• _Exercise description_
All of the data needs to be repeated exactly.

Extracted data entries
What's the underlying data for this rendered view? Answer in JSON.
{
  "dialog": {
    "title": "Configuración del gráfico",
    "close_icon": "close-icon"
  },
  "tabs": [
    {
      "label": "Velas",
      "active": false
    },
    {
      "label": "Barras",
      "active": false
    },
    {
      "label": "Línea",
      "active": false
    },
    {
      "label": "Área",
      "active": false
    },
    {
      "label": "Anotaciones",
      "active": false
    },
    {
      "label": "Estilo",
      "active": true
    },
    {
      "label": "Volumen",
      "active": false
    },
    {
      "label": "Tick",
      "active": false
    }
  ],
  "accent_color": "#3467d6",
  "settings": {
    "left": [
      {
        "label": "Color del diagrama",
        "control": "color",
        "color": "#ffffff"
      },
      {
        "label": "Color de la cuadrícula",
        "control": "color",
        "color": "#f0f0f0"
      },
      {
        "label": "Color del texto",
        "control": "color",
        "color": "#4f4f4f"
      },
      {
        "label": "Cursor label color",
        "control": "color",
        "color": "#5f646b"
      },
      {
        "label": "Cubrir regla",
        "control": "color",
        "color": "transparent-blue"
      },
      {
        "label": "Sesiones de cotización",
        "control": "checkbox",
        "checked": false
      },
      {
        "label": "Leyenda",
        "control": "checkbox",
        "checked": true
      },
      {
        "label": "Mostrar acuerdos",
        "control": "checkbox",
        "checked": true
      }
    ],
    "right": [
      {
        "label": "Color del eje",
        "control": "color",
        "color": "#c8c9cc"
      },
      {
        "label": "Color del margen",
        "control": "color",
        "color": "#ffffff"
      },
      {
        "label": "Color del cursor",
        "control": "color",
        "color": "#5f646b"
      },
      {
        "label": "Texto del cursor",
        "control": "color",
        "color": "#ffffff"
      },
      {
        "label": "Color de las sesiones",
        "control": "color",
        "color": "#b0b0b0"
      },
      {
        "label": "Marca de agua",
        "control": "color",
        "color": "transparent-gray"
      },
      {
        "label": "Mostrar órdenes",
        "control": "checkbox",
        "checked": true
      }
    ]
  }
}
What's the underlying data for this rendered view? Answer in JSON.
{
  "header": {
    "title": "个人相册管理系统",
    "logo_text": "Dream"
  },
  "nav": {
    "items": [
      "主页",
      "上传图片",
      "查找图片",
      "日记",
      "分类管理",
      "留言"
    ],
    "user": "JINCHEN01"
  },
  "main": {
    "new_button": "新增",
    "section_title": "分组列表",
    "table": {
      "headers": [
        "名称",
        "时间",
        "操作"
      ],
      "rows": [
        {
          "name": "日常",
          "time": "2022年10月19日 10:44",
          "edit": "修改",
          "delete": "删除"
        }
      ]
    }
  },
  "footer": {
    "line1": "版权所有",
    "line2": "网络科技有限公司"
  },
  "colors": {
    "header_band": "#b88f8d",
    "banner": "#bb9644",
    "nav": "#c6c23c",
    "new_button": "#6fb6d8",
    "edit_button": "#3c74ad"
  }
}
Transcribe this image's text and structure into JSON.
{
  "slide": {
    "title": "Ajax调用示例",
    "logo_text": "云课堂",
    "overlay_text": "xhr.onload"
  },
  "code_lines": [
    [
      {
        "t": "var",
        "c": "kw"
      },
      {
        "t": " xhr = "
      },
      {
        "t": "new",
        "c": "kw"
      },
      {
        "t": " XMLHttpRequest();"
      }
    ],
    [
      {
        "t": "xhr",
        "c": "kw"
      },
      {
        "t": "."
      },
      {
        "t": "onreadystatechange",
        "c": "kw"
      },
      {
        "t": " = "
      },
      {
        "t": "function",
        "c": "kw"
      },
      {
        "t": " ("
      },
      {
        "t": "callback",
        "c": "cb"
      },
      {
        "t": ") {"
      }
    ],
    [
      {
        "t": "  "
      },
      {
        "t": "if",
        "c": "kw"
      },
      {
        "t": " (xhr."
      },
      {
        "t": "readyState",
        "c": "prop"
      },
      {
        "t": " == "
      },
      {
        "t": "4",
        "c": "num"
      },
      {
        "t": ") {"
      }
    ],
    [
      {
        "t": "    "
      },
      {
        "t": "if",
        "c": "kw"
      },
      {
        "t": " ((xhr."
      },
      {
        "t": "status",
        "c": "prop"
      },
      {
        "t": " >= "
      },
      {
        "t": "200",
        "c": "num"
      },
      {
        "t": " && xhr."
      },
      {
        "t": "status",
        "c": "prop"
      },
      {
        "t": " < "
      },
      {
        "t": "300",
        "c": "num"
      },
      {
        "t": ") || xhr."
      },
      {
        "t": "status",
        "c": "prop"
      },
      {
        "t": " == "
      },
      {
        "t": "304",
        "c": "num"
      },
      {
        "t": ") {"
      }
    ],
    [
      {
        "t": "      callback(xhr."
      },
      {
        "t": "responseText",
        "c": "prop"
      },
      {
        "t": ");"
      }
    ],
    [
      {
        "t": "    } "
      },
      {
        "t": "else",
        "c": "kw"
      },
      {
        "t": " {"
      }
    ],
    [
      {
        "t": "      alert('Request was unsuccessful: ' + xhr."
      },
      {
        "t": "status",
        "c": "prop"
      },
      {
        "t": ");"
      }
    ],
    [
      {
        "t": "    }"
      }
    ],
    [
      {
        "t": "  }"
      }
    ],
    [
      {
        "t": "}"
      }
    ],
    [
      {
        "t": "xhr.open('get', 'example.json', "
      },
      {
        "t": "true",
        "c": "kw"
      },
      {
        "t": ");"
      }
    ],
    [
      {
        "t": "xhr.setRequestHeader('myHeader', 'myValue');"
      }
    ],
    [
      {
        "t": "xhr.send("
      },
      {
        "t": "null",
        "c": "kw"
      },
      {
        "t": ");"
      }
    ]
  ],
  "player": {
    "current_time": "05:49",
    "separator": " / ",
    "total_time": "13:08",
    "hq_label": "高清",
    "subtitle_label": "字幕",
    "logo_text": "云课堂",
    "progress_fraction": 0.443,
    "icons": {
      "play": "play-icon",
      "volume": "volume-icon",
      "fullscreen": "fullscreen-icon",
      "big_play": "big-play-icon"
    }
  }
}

• _Exercise solution_
What's the underlying data for this rendered view? Answer in JSON.
{
  "dialog": {
    "title": "Configuración del gráfico",
    "close_icon": "close-icon"
  },
  "tabs": [
    {
      "label": "Velas",
      "active": false
    },
    {
      "label": "Barras",
      "active": false
    },
    {
      "label": "Línea",
      "active": false
    },
    {
      "label": "Área",
      "active": false
    },
    {
      "label": "Anotaciones",
      "active": false
    },
    {
      "label": "Estilo",
      "active": true
    },
    {
      "label": "Volumen",
      "active": false
    },
    {
      "label": "Tick",
      "active": false
    }
  ],
  "accent_color": "#3467d6",
  "settings": {
    "left": [
      {
        "label": "Color del diagrama",
        "control": "color",
        "color": "#ffffff"
      },
      {
        "label": "Color de la cuadrícula",
        "control": "color",
        "color": "#f0f0f0"
      },
      {
        "label": "Color del texto",
        "control": "color",
        "color": "#4f4f4f"
      },
      {
        "label": "Cursor label color",
        "control": "color",
        "color": "#5f646b"
      },
      {
        "label": "Cubrir regla",
        "control": "color",
        "color": "transparent-blue"
      },
      {
        "label": "Sesiones de cotización",
        "control": "checkbox",
        "checked": false
      },
      {
        "label": "Leyenda",
        "control": "checkbox",
        "checked": true
      },
      {
        "label": "Mostrar acuerdos",
        "control": "checkbox",
        "checked": true
      }
    ],
    "right": [
      {
        "label": "Color del eje",
        "control": "color",
        "color": "#c8c9cc"
      },
      {
        "label": "Color del margen",
        "control": "color",
        "color": "#ffffff"
      },
      {
        "label": "Color del cursor",
        "control": "color",
        "color": "#5f646b"
      },
      {
        "label": "Texto del cursor",
        "control": "color",
        "color": "#ffffff"
      },
      {
        "label": "Color de las sesiones",
        "control": "color",
        "color": "#b0b0b0"
      },
      {
        "label": "Marca de agua",
        "control": "color",
        "color": "transparent-gray"
      },
      {
        "label": "Mostrar órdenes",
        "control": "checkbox",
        "checked": true
      }
    ]
  }
}
What's the underlying data for this rendered view? Answer in JSON.
{
  "header": {
    "title": "个人相册管理系统",
    "logo_text": "Dream"
  },
  "nav": {
    "items": [
      "主页",
      "上传图片",
      "查找图片",
      "日记",
      "分类管理",
      "留言"
    ],
    "user": "JINCHEN01"
  },
  "main": {
    "new_button": "新增",
    "section_title": "分组列表",
    "table": {
      "headers": [
        "名称",
        "时间",
        "操作"
      ],
      "rows": [
        {
          "name": "日常",
          "time": "2022年10月19日 10:44",
          "edit": "修改",
          "delete": "删除"
        }
      ]
    }
  },
  "footer": {
    "line1": "版权所有",
    "line2": "网络科技有限公司"
  },
  "colors": {
    "header_band": "#b88f8d",
    "banner": "#bb9644",
    "nav": "#c6c23c",
    "new_button": "#6fb6d8",
    "edit_button": "#3c74ad"
  }
}
Transcribe this image's text and structure into JSON.
{
  "slide": {
    "title": "Ajax调用示例",
    "logo_text": "云课堂",
    "overlay_text": "xhr.onload"
  },
  "code_lines": [
    [
      {
        "t": "var",
        "c": "kw"
      },
      {
        "t": " xhr = "
      },
      {
        "t": "new",
        "c": "kw"
      },
      {
        "t": " XMLHttpRequest();"
      }
    ],
    [
      {
        "t": "xhr",
        "c": "kw"
      },
      {
        "t": "."
      },
      {
        "t": "onreadystatechange",
        "c": "kw"
      },
      {
        "t": " = "
      },
      {
        "t": "function",
        "c": "kw"
      },
      {
        "t": " ("
      },
      {
        "t": "callback",
        "c": "cb"
      },
      {
        "t": ") {"
      }
    ],
    [
      {
        "t": "  "
      },
      {
        "t": "if",
        "c": "kw"
      },
      {
        "t": " (xhr."
      },
      {
        "t": "readyState",
        "c": "prop"
      },
      {
        "t": " == "
      },
      {
        "t": "4",
        "c": "num"
      },
      {
        "t": ") {"
      }
    ],
    [
      {
        "t": "    "
      },
      {
        "t": "if",
        "c": "kw"
      },
      {
        "t": " ((xhr."
      },
      {
        "t": "status",
        "c": "prop"
      },
      {
        "t": " >= "
      },
      {
        "t": "200",
        "c": "num"
      },
      {
        "t": " && xhr."
      },
      {
        "t": "status",
        "c": "prop"
      },
      {
        "t": " < "
      },
      {
        "t": "300",
        "c": "num"
      },
      {
        "t": ") || xhr."
      },
      {
        "t": "status",
        "c": "prop"
      },
      {
        "t": " == "
      },
      {
        "t": "304",
        "c": "num"
      },
      {
        "t": ") {"
      }
    ],
    [
      {
        "t": "      callback(xhr."
      },
      {
        "t": "responseText",
        "c": "prop"
      },
      {
        "t": ");"
      }
    ],
    [
      {
        "t": "    } "
      },
      {
        "t": "else",
        "c": "kw"
      },
      {
        "t": " {"
      }
    ],
    [
      {
        "t": "      alert('Request was unsuccessful: ' + xhr."
      },
      {
        "t": "status",
        "c": "prop"
      },
      {
        "t": ");"
      }
    ],
    [
      {
        "t": "    }"
      }
    ],
    [
      {
        "t": "  }"
      }
    ],
    [
      {
        "t": "}"
      }
    ],
    [
      {
        "t": "xhr.open('get', 'example.json', "
      },
      {
        "t": "true",
        "c": "kw"
      },
      {
        "t": ");"
      }
    ],
    [
      {
        "t": "xhr.setRequestHeader('myHeader', 'myValue');"
      }
    ],
    [
      {
        "t": "xhr.send("
      },
      {
        "t": "null",
        "c": "kw"
      },
      {
        "t": ");"
      }
    ]
  ],
  "player": {
    "current_time": "05:49",
    "separator": " / ",
    "total_time": "13:08",
    "hq_label": "高清",
    "subtitle_label": "字幕",
    "logo_text": "云课堂",
    "progress_fraction": 0.443,
    "icons": {
      "play": "play-icon",
      "volume": "volume-icon",
      "fullscreen": "fullscreen-icon",
      "big_play": "big-play-icon"
    }
  }
}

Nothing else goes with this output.